-- BEGIN Recorded data --

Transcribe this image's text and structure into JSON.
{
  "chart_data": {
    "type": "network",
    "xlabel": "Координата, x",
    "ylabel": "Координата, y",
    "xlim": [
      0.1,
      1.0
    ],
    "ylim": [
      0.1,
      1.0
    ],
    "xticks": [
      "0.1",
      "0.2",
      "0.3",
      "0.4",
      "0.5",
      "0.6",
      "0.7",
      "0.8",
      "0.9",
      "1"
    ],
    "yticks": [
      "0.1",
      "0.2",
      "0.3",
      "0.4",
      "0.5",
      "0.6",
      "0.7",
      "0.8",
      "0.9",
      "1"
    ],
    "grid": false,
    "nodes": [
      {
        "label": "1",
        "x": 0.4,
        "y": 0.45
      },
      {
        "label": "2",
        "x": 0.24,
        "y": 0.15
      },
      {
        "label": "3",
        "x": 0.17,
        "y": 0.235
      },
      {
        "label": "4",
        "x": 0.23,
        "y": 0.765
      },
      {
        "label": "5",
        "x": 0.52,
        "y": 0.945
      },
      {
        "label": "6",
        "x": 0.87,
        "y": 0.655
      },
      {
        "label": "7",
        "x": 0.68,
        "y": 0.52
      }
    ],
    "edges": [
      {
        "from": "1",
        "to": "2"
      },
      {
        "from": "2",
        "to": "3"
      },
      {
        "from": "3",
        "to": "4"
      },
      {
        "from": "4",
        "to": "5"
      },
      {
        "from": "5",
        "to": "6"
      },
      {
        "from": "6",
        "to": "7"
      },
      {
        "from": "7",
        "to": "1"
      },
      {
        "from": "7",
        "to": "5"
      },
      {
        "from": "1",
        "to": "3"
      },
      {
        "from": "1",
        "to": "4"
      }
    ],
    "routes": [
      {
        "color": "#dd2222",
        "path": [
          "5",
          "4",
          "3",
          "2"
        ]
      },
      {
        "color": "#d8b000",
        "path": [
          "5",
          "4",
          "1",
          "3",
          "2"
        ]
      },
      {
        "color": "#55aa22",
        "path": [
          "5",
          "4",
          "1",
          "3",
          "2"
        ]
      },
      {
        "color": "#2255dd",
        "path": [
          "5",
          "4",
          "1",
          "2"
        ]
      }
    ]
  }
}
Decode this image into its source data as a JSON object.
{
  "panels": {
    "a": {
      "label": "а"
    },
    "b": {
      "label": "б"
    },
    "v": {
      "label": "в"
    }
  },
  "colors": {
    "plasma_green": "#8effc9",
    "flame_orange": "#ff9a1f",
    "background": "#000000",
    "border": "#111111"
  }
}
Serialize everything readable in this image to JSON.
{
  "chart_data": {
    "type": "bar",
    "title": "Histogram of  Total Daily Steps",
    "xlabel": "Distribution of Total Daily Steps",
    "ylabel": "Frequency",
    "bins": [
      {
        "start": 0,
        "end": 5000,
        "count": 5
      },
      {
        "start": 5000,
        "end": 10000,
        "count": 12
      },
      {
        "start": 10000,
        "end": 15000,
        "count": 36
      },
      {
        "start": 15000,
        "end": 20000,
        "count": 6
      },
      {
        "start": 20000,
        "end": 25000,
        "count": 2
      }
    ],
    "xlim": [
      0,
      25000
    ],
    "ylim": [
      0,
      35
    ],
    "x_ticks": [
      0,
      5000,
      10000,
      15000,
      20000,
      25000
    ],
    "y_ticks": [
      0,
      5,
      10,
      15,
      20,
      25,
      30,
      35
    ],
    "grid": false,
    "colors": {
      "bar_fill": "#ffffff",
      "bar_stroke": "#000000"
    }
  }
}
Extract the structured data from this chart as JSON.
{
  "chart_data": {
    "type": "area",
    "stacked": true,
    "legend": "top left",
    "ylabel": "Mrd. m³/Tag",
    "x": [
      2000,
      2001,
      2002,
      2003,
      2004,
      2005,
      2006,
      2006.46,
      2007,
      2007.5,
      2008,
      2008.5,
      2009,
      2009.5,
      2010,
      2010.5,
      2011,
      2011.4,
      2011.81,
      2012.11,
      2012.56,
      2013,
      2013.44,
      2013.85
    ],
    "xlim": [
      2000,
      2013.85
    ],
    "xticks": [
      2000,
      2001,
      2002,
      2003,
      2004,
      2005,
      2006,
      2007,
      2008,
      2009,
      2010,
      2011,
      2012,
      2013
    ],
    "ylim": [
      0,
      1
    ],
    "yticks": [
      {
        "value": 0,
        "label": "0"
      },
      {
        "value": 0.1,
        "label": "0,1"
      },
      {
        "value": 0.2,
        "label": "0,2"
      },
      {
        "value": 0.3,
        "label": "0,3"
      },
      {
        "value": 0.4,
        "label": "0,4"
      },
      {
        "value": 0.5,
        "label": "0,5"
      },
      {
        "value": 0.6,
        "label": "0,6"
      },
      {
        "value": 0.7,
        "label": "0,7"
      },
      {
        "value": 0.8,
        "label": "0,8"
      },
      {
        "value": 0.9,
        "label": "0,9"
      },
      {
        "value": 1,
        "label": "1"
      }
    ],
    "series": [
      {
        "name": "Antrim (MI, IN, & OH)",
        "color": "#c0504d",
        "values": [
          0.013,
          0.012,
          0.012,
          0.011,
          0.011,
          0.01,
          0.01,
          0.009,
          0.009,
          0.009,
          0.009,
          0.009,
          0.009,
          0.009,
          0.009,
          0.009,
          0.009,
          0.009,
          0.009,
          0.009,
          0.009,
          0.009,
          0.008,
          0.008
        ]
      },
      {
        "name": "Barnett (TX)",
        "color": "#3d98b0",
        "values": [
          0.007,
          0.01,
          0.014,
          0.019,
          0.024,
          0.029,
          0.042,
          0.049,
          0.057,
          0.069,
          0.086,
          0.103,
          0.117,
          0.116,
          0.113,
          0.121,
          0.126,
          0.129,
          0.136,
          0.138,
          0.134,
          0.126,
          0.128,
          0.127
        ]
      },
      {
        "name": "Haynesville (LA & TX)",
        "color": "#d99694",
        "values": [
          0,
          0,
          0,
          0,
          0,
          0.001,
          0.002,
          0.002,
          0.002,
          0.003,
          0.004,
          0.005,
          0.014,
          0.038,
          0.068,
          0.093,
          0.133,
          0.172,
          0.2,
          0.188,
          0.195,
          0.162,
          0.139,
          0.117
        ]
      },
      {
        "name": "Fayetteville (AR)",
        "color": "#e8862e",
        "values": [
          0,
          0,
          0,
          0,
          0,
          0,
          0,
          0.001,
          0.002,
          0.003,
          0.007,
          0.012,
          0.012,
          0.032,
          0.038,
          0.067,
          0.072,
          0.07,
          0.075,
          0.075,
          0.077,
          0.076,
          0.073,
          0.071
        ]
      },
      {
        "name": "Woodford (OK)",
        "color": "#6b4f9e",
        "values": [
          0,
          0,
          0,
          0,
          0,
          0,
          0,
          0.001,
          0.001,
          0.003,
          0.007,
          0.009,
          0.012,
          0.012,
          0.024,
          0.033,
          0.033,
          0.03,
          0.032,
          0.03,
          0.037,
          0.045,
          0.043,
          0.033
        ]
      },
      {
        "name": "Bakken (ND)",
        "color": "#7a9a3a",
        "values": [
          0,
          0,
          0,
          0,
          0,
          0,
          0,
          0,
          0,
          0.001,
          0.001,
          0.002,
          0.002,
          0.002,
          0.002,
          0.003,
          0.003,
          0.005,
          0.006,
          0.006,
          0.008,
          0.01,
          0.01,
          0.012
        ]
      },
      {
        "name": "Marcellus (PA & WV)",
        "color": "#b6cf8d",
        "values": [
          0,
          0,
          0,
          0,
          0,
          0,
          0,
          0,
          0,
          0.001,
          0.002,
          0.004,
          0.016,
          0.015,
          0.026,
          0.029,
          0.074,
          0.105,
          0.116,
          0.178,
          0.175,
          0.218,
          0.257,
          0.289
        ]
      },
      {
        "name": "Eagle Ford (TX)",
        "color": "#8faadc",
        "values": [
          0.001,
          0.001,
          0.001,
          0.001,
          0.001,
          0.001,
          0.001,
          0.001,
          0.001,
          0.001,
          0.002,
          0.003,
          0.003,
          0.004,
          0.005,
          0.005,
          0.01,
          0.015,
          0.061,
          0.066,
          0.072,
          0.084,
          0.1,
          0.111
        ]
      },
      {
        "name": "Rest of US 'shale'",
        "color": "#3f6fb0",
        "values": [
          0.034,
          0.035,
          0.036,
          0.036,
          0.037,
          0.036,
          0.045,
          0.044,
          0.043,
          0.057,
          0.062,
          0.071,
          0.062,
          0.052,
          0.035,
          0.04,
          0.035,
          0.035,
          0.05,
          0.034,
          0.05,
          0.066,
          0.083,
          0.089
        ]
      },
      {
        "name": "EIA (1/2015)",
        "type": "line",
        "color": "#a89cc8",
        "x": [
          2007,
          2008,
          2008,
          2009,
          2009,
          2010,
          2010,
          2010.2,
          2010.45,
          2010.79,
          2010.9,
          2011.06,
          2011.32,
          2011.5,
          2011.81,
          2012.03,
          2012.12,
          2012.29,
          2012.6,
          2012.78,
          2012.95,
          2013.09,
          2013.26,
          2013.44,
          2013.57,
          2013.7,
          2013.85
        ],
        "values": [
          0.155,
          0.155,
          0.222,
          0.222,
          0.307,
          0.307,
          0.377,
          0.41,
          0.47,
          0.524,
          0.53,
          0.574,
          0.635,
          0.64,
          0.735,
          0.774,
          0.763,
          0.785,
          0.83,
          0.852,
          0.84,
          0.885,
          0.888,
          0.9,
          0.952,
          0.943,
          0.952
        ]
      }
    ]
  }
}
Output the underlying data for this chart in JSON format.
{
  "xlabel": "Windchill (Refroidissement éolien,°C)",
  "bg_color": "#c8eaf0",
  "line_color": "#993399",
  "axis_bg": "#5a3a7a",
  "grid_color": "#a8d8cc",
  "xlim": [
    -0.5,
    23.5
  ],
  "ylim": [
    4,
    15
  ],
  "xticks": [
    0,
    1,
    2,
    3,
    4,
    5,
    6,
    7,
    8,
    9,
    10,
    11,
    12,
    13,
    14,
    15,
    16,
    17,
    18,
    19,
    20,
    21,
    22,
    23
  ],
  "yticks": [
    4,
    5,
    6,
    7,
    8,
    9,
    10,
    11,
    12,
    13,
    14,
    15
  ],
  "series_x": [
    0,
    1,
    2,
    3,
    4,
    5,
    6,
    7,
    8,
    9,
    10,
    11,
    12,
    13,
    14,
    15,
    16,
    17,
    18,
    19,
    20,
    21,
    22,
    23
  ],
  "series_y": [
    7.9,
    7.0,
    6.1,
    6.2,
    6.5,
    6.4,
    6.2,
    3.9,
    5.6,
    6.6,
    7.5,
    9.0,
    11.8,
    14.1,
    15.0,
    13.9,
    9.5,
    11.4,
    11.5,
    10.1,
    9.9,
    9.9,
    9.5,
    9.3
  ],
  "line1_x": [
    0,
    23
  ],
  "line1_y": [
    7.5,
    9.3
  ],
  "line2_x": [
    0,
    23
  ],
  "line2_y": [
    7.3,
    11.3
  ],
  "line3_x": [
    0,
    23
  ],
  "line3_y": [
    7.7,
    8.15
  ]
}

-- END Recorded data --

■ **What is expected**:
Identify all lines where the word "from" shows up. Copy them.

■ **Worked solution**:
        "from": "1",
        "from": "2",
        "from": "3",
        "from": "4",
        "from": "5",
        "from": "6",
        "from": "7",
        "from": "7",
        "from": "1",
        "from": "1",
Extract the structured data from this chart as JSON.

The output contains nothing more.